Exercise directions:
Find the string "JSON" and gather every line that holds it.

Dataset:

════

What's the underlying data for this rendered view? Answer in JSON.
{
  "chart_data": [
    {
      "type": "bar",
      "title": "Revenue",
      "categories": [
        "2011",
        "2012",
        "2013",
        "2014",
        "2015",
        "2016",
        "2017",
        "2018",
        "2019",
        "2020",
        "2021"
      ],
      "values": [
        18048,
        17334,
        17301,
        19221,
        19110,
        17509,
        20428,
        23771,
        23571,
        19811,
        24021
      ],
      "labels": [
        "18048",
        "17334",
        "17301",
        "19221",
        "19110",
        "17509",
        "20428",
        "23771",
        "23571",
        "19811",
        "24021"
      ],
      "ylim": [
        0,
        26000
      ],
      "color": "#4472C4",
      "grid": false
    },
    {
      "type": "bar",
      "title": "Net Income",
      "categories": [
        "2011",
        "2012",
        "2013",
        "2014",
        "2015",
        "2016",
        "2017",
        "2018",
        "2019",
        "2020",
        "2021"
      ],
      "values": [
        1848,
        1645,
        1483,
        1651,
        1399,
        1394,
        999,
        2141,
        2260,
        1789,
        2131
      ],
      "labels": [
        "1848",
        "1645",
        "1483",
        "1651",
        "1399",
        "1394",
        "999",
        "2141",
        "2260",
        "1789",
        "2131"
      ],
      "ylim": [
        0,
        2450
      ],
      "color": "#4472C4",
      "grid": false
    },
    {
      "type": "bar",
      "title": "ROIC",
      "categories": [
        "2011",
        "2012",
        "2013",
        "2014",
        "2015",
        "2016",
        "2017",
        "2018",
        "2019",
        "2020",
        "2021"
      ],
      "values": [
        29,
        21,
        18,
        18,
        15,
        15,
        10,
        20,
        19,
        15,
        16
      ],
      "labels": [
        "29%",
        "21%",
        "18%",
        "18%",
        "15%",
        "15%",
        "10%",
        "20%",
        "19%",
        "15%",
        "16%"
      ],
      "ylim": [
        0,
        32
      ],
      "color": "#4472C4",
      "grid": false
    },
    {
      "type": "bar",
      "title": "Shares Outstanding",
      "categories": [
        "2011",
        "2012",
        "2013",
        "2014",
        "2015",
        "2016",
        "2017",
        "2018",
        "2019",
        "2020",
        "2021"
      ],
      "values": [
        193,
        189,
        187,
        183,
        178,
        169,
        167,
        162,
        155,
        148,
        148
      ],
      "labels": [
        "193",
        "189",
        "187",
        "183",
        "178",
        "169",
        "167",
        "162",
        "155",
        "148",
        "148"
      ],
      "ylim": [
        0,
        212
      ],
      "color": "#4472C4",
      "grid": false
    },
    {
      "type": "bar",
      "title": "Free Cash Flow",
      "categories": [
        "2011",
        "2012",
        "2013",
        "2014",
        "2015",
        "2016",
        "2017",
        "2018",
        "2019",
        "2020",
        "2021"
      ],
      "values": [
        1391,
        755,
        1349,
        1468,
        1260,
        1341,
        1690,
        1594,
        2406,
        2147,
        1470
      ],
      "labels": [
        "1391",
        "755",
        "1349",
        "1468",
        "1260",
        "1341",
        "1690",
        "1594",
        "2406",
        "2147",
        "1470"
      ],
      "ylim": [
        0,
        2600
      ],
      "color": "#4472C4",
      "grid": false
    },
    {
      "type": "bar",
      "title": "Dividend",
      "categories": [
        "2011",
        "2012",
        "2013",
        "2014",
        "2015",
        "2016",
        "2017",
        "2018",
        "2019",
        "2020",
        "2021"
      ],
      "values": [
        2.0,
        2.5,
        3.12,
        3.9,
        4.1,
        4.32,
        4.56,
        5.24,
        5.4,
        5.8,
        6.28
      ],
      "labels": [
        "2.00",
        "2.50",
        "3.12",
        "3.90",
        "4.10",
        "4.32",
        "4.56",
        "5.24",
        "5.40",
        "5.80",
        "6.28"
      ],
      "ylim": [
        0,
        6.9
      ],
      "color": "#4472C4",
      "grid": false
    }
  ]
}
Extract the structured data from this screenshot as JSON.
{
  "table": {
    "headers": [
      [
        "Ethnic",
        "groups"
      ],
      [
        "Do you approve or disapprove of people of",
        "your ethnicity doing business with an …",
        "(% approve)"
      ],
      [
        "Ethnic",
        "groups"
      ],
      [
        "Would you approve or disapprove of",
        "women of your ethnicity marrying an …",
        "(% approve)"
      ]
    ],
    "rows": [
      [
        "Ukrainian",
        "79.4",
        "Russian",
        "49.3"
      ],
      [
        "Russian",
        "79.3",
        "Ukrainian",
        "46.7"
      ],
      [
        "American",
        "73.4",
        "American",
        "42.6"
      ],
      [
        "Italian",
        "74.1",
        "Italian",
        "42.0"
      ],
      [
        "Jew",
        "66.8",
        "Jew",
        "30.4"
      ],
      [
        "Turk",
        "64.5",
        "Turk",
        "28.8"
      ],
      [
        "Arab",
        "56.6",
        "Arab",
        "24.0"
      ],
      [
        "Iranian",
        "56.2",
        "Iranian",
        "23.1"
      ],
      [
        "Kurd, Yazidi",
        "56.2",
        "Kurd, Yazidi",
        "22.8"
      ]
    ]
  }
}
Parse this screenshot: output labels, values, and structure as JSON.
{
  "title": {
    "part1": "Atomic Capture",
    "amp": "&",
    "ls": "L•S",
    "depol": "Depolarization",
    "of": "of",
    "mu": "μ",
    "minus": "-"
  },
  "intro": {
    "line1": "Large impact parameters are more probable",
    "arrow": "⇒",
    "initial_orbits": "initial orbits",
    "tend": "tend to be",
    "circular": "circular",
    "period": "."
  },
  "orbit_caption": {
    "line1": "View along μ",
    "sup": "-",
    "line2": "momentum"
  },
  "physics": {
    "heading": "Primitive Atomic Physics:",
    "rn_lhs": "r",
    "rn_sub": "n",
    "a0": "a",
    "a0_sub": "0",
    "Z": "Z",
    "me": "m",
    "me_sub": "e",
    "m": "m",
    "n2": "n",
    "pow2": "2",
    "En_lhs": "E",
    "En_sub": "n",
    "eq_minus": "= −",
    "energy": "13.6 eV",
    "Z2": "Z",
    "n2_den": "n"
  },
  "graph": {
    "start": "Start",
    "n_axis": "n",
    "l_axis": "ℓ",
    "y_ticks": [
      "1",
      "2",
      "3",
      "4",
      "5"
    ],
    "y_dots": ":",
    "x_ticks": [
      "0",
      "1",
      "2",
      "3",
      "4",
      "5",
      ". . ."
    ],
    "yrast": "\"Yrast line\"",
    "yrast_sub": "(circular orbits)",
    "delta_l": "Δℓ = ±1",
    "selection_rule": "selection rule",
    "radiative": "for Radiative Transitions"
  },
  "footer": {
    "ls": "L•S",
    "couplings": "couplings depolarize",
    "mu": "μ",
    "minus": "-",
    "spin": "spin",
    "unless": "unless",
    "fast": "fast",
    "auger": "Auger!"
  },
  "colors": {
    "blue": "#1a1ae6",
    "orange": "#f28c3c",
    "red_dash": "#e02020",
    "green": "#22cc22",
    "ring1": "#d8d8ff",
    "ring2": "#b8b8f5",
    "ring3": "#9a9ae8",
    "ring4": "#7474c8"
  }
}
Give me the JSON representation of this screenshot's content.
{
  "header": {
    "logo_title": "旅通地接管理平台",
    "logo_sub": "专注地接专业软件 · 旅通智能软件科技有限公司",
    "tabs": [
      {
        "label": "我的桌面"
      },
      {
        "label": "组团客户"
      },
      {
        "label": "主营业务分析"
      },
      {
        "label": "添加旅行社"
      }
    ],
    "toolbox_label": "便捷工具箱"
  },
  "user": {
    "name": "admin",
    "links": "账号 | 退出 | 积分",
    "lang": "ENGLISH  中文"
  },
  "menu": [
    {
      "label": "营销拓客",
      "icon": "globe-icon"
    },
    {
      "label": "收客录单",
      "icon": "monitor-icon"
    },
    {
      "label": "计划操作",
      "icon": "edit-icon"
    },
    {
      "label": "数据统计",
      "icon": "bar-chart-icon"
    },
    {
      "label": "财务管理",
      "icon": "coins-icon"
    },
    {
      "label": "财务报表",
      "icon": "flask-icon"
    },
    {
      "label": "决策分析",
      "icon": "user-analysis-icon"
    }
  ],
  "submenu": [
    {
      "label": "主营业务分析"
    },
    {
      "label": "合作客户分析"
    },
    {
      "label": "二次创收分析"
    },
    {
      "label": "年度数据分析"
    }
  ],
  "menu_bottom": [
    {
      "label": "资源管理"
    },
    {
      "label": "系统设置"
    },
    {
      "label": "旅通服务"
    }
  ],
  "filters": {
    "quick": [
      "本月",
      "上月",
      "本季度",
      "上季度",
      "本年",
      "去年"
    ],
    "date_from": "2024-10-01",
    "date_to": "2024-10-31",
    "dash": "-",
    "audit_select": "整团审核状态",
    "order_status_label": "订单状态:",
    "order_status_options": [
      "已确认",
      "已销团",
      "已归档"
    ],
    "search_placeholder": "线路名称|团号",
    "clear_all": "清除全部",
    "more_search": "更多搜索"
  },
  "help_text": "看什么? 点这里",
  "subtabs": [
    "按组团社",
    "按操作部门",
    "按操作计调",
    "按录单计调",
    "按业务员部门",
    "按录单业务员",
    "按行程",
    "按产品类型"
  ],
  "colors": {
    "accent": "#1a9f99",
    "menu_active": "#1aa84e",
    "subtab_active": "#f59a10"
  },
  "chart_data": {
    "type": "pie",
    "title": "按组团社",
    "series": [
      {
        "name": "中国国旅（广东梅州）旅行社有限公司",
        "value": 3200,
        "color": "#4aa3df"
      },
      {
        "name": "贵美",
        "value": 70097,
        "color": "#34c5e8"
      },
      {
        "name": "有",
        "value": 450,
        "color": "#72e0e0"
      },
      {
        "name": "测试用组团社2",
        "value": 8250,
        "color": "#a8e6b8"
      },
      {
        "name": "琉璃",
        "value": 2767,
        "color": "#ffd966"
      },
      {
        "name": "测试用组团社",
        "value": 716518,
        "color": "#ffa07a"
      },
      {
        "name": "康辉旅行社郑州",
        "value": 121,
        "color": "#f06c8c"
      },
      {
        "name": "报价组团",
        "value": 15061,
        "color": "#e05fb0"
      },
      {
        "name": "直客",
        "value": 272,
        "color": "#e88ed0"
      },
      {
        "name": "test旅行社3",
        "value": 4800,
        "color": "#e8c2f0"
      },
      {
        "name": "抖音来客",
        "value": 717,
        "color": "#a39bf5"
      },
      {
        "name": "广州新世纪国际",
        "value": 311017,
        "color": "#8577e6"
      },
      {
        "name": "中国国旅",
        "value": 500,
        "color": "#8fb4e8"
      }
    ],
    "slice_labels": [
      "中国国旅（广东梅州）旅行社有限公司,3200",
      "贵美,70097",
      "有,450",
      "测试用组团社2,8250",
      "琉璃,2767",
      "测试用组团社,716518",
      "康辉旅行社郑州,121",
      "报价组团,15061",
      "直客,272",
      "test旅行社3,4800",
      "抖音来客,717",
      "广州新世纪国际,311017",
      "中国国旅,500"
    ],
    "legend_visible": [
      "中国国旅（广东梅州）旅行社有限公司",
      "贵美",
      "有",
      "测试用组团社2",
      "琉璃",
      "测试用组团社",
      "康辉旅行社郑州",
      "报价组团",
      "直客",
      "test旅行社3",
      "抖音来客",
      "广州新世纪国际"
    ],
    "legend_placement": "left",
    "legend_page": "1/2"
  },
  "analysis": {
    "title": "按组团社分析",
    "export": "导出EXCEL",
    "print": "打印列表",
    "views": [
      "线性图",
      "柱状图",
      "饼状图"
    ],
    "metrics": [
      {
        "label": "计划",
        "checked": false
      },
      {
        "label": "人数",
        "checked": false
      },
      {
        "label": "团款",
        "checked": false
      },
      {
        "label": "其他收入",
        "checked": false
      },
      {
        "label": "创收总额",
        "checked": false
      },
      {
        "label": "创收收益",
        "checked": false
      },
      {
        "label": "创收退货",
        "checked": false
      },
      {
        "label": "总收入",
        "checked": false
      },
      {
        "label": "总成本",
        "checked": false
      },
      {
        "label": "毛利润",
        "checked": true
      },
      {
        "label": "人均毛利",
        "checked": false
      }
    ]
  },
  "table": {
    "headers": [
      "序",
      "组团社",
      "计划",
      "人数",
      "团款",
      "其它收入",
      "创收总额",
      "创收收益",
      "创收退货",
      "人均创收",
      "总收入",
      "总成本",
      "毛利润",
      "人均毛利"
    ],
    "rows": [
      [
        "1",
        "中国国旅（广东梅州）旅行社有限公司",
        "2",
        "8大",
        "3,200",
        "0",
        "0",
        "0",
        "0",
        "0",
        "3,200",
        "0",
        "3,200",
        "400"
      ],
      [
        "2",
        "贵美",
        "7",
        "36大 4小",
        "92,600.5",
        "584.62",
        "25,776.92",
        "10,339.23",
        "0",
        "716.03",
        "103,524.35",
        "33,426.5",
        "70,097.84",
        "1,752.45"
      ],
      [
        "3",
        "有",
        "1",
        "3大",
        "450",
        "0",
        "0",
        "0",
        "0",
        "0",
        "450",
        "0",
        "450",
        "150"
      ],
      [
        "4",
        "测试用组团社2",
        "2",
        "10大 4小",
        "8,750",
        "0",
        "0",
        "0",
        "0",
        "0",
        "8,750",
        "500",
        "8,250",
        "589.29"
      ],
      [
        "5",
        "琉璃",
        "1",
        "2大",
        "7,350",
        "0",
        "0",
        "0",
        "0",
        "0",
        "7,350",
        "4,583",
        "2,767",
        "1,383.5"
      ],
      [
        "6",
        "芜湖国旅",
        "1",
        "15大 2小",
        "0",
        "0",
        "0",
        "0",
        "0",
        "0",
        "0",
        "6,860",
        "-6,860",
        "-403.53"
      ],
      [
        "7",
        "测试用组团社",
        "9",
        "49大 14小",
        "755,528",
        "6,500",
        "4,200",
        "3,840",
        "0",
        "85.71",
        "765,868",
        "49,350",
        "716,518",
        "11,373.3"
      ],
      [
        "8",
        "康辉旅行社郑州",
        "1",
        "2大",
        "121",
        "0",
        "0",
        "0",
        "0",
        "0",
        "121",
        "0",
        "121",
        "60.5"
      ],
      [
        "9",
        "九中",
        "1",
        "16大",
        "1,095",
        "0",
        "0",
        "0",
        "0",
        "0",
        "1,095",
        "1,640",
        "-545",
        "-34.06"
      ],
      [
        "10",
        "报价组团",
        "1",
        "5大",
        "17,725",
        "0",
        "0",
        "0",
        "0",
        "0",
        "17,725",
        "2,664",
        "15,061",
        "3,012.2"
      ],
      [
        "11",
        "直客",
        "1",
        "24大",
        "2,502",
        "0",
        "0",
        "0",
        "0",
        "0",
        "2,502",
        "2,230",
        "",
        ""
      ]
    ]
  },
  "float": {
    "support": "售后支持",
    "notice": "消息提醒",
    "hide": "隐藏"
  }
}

════

Result for this exercise:
What's the underlying data for this rendered view? Answer in JSON.
Extract the structured data from this screenshot as JSON.
Parse this screenshot: output labels, values, and structure as JSON.
Give me the JSON representation of this screenshot's content.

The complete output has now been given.